TO DO:
Transcribe the entries below exactly.

GIVEN DATA:
-- start --

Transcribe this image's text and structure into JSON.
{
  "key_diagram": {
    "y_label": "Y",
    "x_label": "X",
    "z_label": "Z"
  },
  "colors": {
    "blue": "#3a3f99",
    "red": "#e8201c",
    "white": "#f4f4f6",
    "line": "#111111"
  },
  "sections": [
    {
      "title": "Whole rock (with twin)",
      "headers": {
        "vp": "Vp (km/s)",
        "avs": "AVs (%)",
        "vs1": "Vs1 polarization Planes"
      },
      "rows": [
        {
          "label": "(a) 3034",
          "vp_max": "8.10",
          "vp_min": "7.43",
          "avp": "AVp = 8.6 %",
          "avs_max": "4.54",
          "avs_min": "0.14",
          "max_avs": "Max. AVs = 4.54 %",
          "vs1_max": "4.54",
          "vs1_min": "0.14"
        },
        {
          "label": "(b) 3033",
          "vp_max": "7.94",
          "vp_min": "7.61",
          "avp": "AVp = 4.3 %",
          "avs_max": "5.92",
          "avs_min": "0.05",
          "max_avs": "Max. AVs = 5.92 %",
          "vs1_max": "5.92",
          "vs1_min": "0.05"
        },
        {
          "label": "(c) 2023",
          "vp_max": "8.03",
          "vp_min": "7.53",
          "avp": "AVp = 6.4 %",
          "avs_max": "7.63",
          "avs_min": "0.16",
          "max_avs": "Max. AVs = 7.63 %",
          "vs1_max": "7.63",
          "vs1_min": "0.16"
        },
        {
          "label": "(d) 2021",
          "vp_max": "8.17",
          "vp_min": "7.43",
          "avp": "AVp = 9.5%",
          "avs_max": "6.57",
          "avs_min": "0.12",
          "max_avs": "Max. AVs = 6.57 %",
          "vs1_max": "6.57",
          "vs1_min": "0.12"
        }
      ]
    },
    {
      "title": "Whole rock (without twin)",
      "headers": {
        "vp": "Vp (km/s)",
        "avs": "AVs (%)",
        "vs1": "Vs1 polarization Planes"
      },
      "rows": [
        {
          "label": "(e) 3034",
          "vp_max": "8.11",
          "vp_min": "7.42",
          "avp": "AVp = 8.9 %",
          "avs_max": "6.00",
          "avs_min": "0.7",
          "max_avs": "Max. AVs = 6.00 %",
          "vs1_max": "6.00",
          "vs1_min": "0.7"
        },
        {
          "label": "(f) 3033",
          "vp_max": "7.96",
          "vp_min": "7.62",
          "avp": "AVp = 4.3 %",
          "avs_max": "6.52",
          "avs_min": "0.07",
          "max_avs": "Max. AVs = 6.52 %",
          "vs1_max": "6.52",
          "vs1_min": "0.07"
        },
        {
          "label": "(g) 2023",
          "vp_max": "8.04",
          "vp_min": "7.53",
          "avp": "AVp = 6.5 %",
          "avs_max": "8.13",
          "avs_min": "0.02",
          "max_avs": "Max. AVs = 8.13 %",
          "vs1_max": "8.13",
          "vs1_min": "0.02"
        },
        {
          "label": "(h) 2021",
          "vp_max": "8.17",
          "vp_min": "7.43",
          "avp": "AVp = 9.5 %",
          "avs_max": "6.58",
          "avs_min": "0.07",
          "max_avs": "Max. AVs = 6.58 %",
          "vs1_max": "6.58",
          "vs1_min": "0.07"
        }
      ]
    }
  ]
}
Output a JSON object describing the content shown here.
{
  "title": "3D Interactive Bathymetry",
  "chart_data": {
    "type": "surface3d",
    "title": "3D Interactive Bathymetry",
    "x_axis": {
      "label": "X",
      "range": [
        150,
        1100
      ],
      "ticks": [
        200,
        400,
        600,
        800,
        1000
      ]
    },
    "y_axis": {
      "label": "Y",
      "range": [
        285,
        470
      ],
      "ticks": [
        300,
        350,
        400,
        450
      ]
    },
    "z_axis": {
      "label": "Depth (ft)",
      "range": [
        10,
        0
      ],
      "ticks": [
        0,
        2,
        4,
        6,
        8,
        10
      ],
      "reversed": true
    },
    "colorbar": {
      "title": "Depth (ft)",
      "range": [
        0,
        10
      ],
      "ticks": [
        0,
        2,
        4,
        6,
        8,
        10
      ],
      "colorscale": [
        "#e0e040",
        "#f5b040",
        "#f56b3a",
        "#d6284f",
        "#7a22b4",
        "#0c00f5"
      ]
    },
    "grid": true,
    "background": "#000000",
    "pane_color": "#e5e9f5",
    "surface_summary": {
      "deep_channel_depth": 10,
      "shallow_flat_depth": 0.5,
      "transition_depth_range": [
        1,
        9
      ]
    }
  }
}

-- end --

THE COMPLETED TASK:
Transcribe this image's text and structure into JSON.
{
  "key_diagram": {
    "y_label": "Y",
    "x_label": "X",
    "z_label": "Z"
  },
  "colors": {
    "blue": "#3a3f99",
    "red": "#e8201c",
    "white": "#f4f4f6",
    "line": "#111111"
  },
  "sections": [
    {
      "title": "Whole rock (with twin)",
      "headers": {
        "vp": "Vp (km/s)",
        "avs": "AVs (%)",
        "vs1": "Vs1 polarization Planes"
      },
      "rows": [
        {
          "label": "(a) 3034",
          "vp_max": "8.10",
          "vp_min": "7.43",
          "avp": "AVp = 8.6 %",
          "avs_max": "4.54",
          "avs_min": "0.14",
          "max_avs": "Max. AVs = 4.54 %",
          "vs1_max": "4.54",
          "vs1_min": "0.14"
        },
        {
          "label": "(b) 3033",
          "vp_max": "7.94",
          "vp_min": "7.61",
          "avp": "AVp = 4.3 %",
          "avs_max": "5.92",
          "avs_min": "0.05",
          "max_avs": "Max. AVs = 5.92 %",
          "vs1_max": "5.92",
          "vs1_min": "0.05"
        },
        {
          "label": "(c) 2023",
          "vp_max": "8.03",
          "vp_min": "7.53",
          "avp": "AVp = 6.4 %",
          "avs_max": "7.63",
          "avs_min": "0.16",
          "max_avs": "Max. AVs = 7.63 %",
          "vs1_max": "7.63",
          "vs1_min": "0.16"
        },
        {
          "label": "(d) 2021",
          "vp_max": "8.17",
          "vp_min": "7.43",
          "avp": "AVp = 9.5%",
          "avs_max": "6.57",
          "avs_min": "0.12",
          "max_avs": "Max. AVs = 6.57 %",
          "vs1_max": "6.57",
          "vs1_min": "0.12"
        }
      ]
    },
    {
      "title": "Whole rock (without twin)",
      "headers": {
        "vp": "Vp (km/s)",
        "avs": "AVs (%)",
        "vs1": "Vs1 polarization Planes"
      },
      "rows": [
        {
          "label": "(e) 3034",
          "vp_max": "8.11",
          "vp_min": "7.42",
          "avp": "AVp = 8.9 %",
          "avs_max": "6.00",
          "avs_min": "0.7",
          "max_avs": "Max. AVs = 6.00 %",
          "vs1_max": "6.00",
          "vs1_min": "0.7"
        },
        {
          "label": "(f) 3033",
          "vp_max": "7.96",
          "vp_min": "7.62",
          "avp": "AVp = 4.3 %",
          "avs_max": "6.52",
          "avs_min": "0.07",
          "max_avs": "Max. AVs = 6.52 %",
          "vs1_max": "6.52",
          "vs1_min": "0.07"
        },
        {
          "label": "(g) 2023",
          "vp_max": "8.04",
          "vp_min": "7.53",
          "avp": "AVp = 6.5 %",
          "avs_max": "8.13",
          "avs_min": "0.02",
          "max_avs": "Max. AVs = 8.13 %",
          "vs1_max": "8.13",
          "vs1_min": "0.02"
        },
        {
          "label": "(h) 2021",
          "vp_max": "8.17",
          "vp_min": "7.43",
          "avp": "AVp = 9.5 %",
          "avs_max": "6.58",
          "avs_min": "0.07",
          "max_avs": "Max. AVs = 6.58 %",
          "vs1_max": "6.58",
          "vs1_min": "0.07"
        }
      ]
    }
  ]
}
Output a JSON object describing the content shown here.
{
  "title": "3D Interactive Bathymetry",
  "chart_data": {
    "type": "surface3d",
    "title": "3D Interactive Bathymetry",
    "x_axis": {
      "label": "X",
      "range": [
        150,
        1100
      ],
      "ticks": [
        200,
        400,
        600,
        800,
        1000
      ]
    },
    "y_axis": {
      "label": "Y",
      "range": [
        285,
        470
      ],
      "ticks": [
        300,
        350,
        400,
        450
      ]
    },
    "z_axis": {
      "label": "Depth (ft)",
      "range": [
        10,
        0
      ],
      "ticks": [
        0,
        2,
        4,
        6,
        8,
        10
      ],
      "reversed": true
    },
    "colorbar": {
      "title": "Depth (ft)",
      "range": [
        0,
        10
      ],
      "ticks": [
        0,
        2,
        4,
        6,
        8,
        10
      ],
      "colorscale": [
        "#e0e040",
        "#f5b040",
        "#f56b3a",
        "#d6284f",
        "#7a22b4",
        "#0c00f5"
      ]
    },
    "grid": true,
    "background": "#000000",
    "pane_color": "#e5e9f5",
    "surface_summary": {
      "deep_channel_depth": 10,
      "shallow_flat_depth": 0.5,
      "transition_depth_range": [
        1,
        9
      ]
    }
  }
}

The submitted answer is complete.